Task instructions → Locate all lines in the data below that hold "защите" and show them.

Data lines →
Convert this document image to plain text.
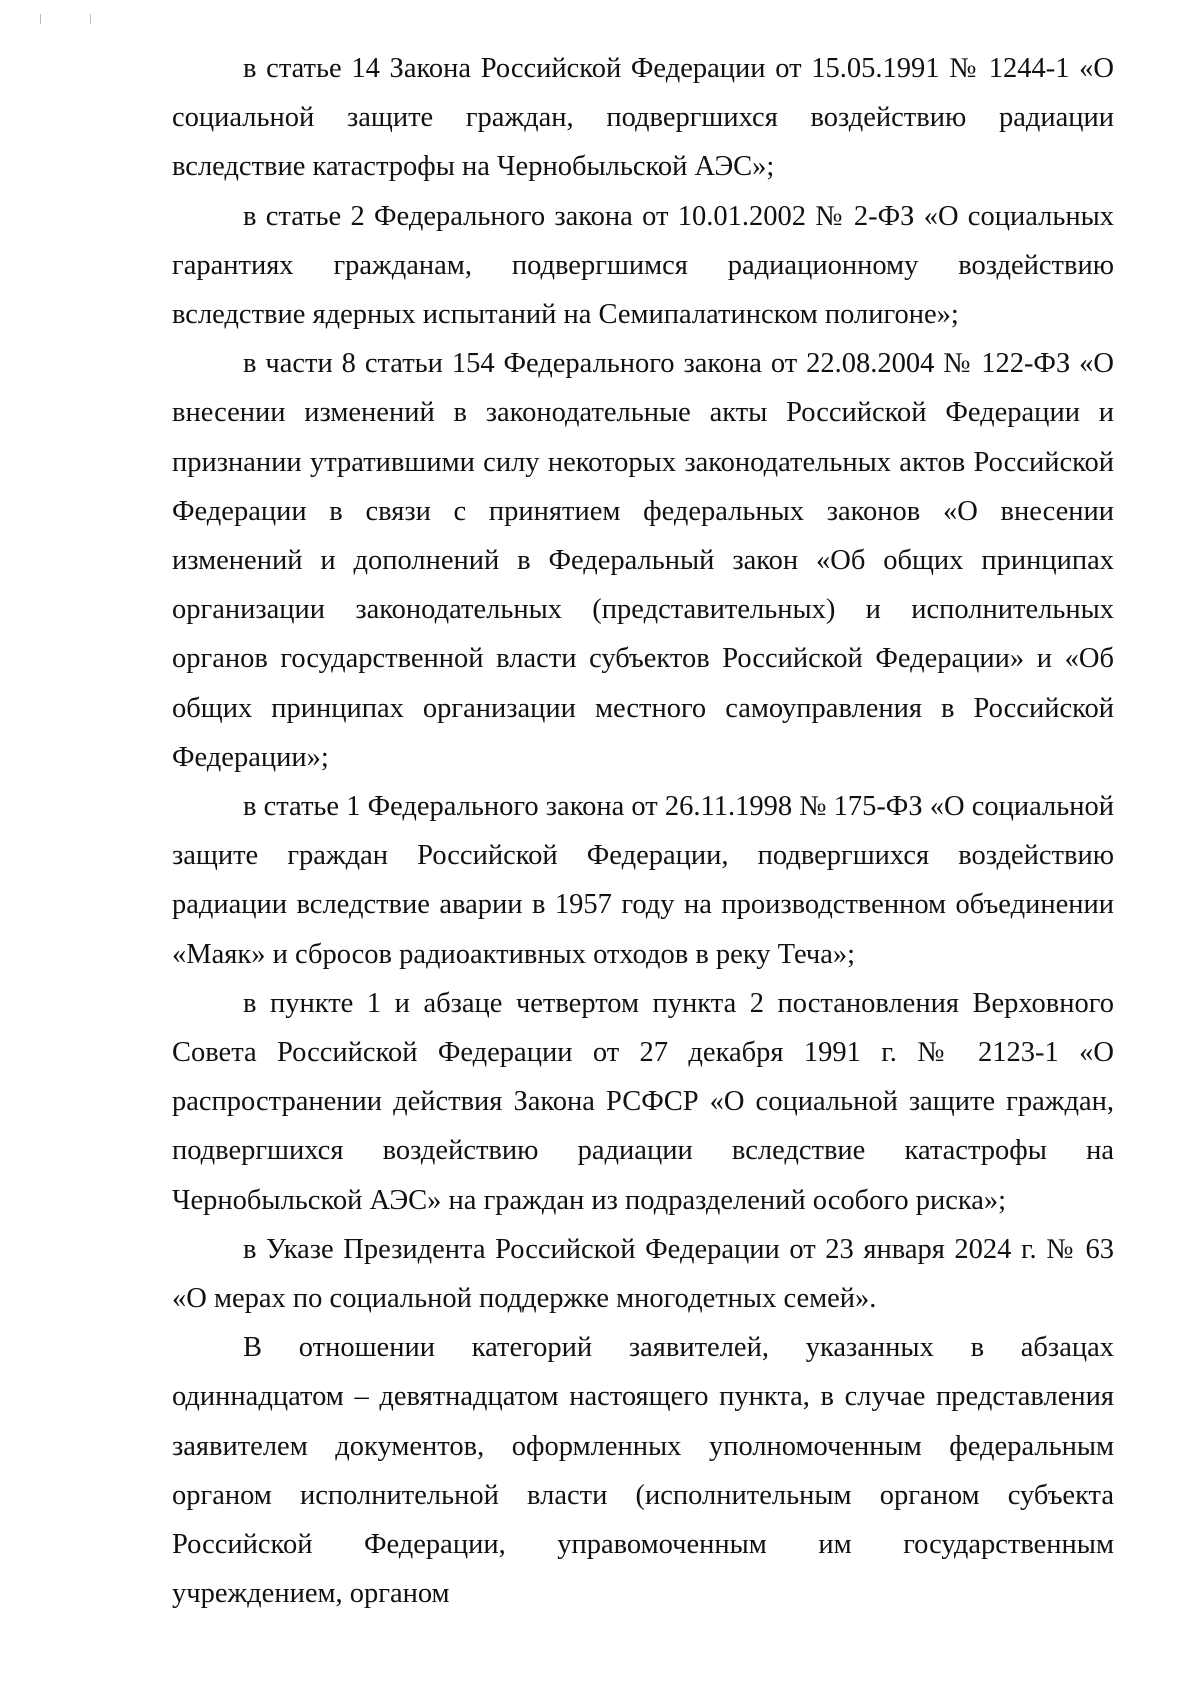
в статье 14 Закона Российской Федерации от 15.05.1991 № 1244-1 «О социальной защите граждан, подвергшихся воздействию радиации вследствие катастрофы на Чернобыльской АЭС»;

в статье 2 Федерального закона от 10.01.2002 № 2-ФЗ «О социальных гарантиях гражданам, подвергшимся радиационному воздействию вследствие ядерных испытаний на Семипалатинском полигоне»;

в части 8 статьи 154 Федерального закона от 22.08.2004 № 122-ФЗ «О внесении изменений в законодательные акты Российской Федерации и признании утратившими силу некоторых законодательных актов Российской Федерации в связи с принятием федеральных законов «О внесении изменений и дополнений в Федеральный закон «Об общих принципах организации законодательных (представительных) и исполнительных органов государственной власти субъектов Российской Федерации» и «Об общих принципах организации местного самоуправления в Российской Федерации»;

в статье 1 Федерального закона от 26.11.1998 № 175-ФЗ «О социальной защите граждан Российской Федерации, подвергшихся воздействию радиации вследствие аварии в 1957 году на производственном объединении «Маяк» и сбросов радиоактивных отходов в реку Теча»;

в пункте 1 и абзаце четвертом пункта 2 постановления Верховного Совета Российской Федерации от 27 декабря 1991 г. № 2123-1 «О распространении действия Закона РСФСР «О социальной защите граждан, подвергшихся воздействию радиации вследствие катастрофы на Чернобыльской АЭС» на граждан из подразделений особого риска»;

в Указе Президента Российской Федерации от 23 января 2024 г. № 63 «О мерах по социальной поддержке многодетных семей».

В отношении категорий заявителей, указанных в абзацах одиннадцатом – девятнадцатом настоящего пункта, в случае представления заявителем документов, оформленных уполномоченным федеральным органом исполнительной власти (исполнительным органом субъекта Российской Федерации, управомоченным им государственным учреждением, органом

Complete output →
в статье 14 Закона Российской Федерации от 15.05.1991 № 1244-1 «О социальной защите граждан, подвергшихся воздействию радиации вследствие катастрофы на Чернобыльской АЭС»;
в статье 1 Федерального закона от 26.11.1998 № 175-ФЗ «О социальной защите граждан Российской Федерации, подвергшихся воздействию радиации вследствие аварии в 1957 году на производственном объединении «Маяк» и сбросов радиоактивных отходов в реку Теча»;
в пункте 1 и абзаце четвертом пункта 2 постановления Верховного Совета Российской Федерации от 27 декабря 1991 г. № 2123-1 «О распространении действия Закона РСФСР «О социальной защите граждан, подвергшихся воздействию радиации вследствие катастрофы на Чернобыльской АЭС» на граждан из подразделений особого риска»;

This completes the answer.